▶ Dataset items
══════

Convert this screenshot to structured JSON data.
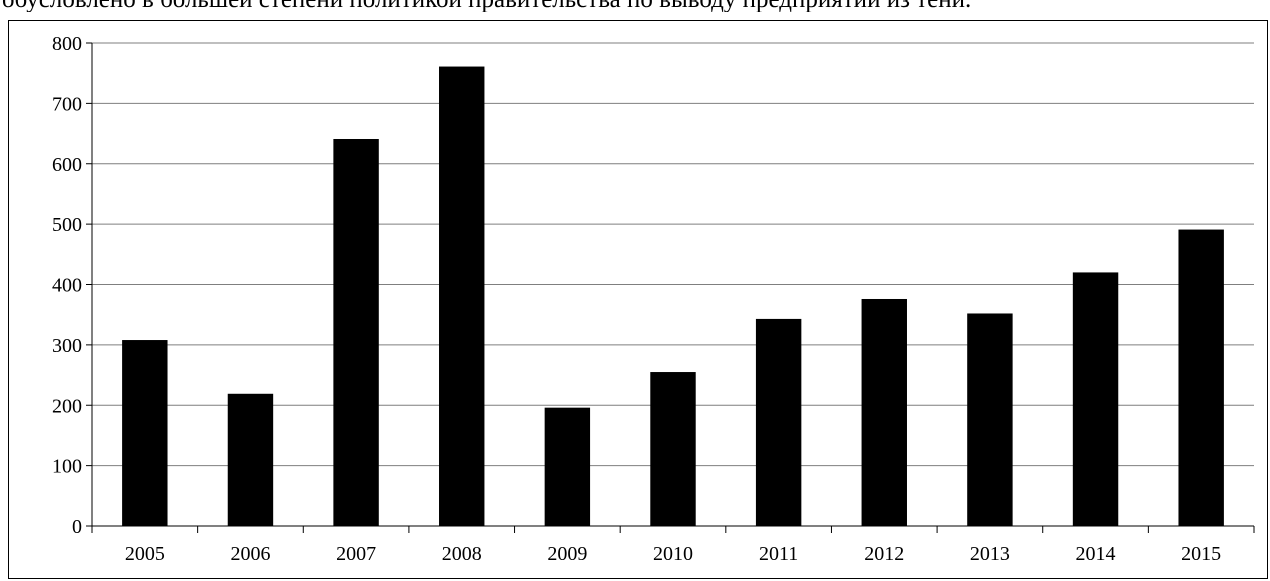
{
  "document": {
    "cut_text": "обусловлено в большей степени политикой правительства по выводу предприятий из тени."
  },
  "chart_data": {
    "type": "bar",
    "categories": [
      "2005",
      "2006",
      "2007",
      "2008",
      "2009",
      "2010",
      "2011",
      "2012",
      "2013",
      "2014",
      "2015"
    ],
    "values": [
      308,
      219,
      641,
      761,
      196,
      255,
      343,
      376,
      352,
      420,
      491
    ],
    "title": "",
    "xlabel": "",
    "ylabel": "",
    "ylim": [
      0,
      800
    ],
    "yticks": [
      "0",
      "100",
      "200",
      "300",
      "400",
      "500",
      "600",
      "700",
      "800"
    ],
    "grid": true,
    "legend": "none",
    "bar_color": "#000000",
    "gridline_color": "#7f7f7f"
  }
}
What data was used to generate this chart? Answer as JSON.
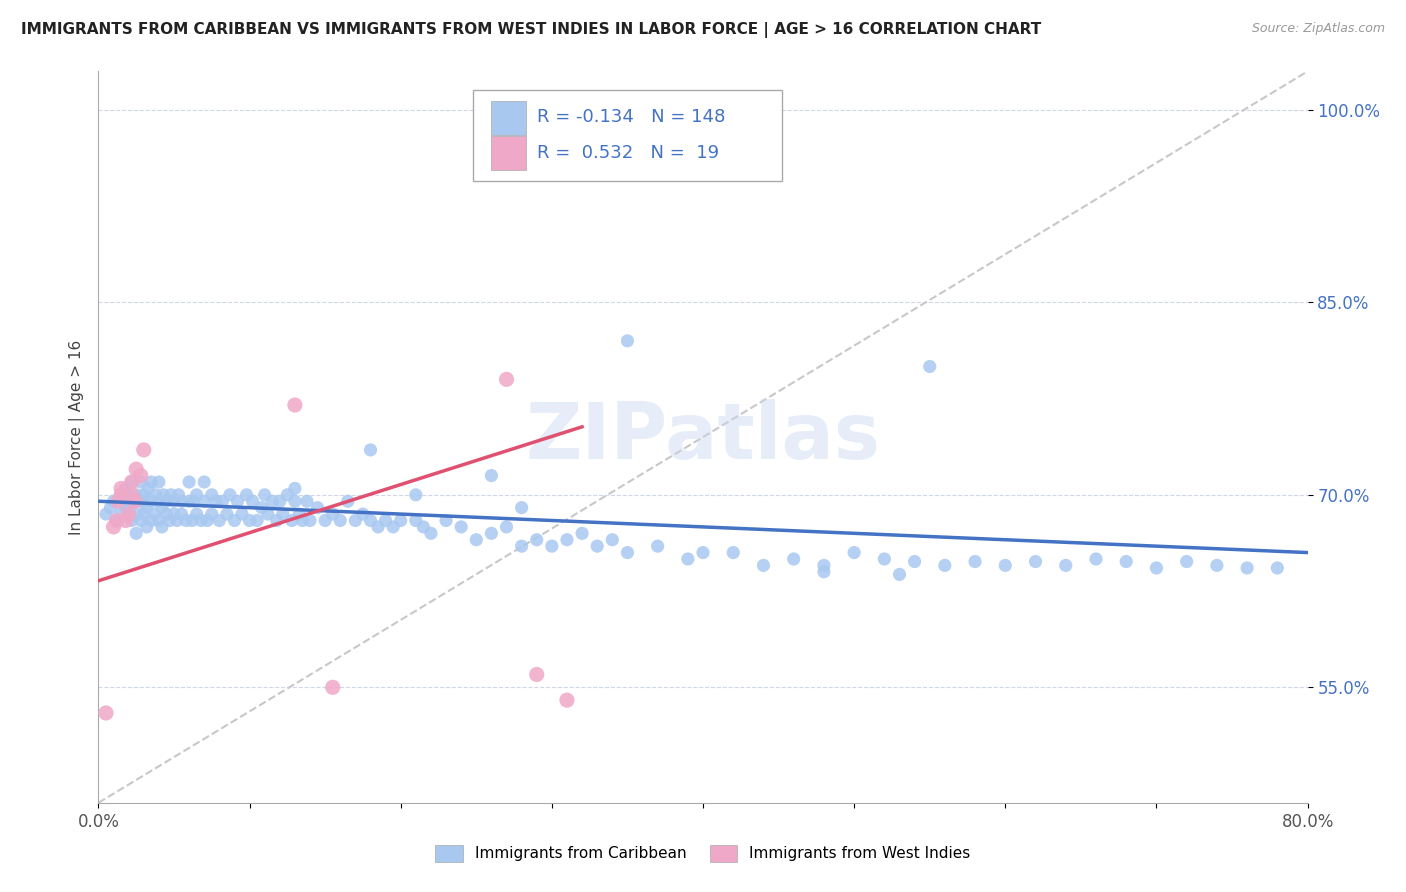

══════

▶ Goal
Every entry must be reproduced exactly, with the images left out.

▶ Task response
Convert this screenshot to structured JSON data.
{
  "document": {
    "cut_text": "обусловлено в большей степени политикой правительства по выводу предприятий из тени."
  },
  "chart_data": {
    "type": "bar",
    "categories": [
      "2005",
      "2006",
      "2007",
      "2008",
      "2009",
      "2010",
      "2011",
      "2012",
      "2013",
      "2014",
      "2015"
    ],
    "values": [
      308,
      219,
      641,
      761,
      196,
      255,
      343,
      376,
      352,
      420,
      491
    ],
    "title": "",
    "xlabel": "",
    "ylabel": "",
    "ylim": [
      0,
      800
    ],
    "yticks": [
      "0",
      "100",
      "200",
      "300",
      "400",
      "500",
      "600",
      "700",
      "800"
    ],
    "grid": true,
    "legend": "none",
    "bar_color": "#000000",
    "gridline_color": "#7f7f7f"
  }
}
What data was used to generate this chart? Answer as JSON.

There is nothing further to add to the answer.